• **RECORDS FOR THIS EXERCISE**
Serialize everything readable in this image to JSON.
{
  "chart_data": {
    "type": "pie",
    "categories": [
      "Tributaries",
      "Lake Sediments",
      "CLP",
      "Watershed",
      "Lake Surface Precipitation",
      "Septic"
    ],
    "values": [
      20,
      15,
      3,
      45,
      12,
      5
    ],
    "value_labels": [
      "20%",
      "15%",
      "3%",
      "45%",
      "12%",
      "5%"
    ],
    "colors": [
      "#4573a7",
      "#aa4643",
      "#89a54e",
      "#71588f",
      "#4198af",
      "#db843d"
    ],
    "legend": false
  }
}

• **EXERCISE DESCRIPTION**
Take the records above and return them exactly as written.

• **CORRECT RESPONSE**
Serialize everything readable in this image to JSON.
{
  "chart_data": {
    "type": "pie",
    "categories": [
      "Tributaries",
      "Lake Sediments",
      "CLP",
      "Watershed",
      "Lake Surface Precipitation",
      "Septic"
    ],
    "values": [
      20,
      15,
      3,
      45,
      12,
      5
    ],
    "value_labels": [
      "20%",
      "15%",
      "3%",
      "45%",
      "12%",
      "5%"
    ],
    "colors": [
      "#4573a7",
      "#aa4643",
      "#89a54e",
      "#71588f",
      "#4198af",
      "#db843d"
    ],
    "legend": false
  }
}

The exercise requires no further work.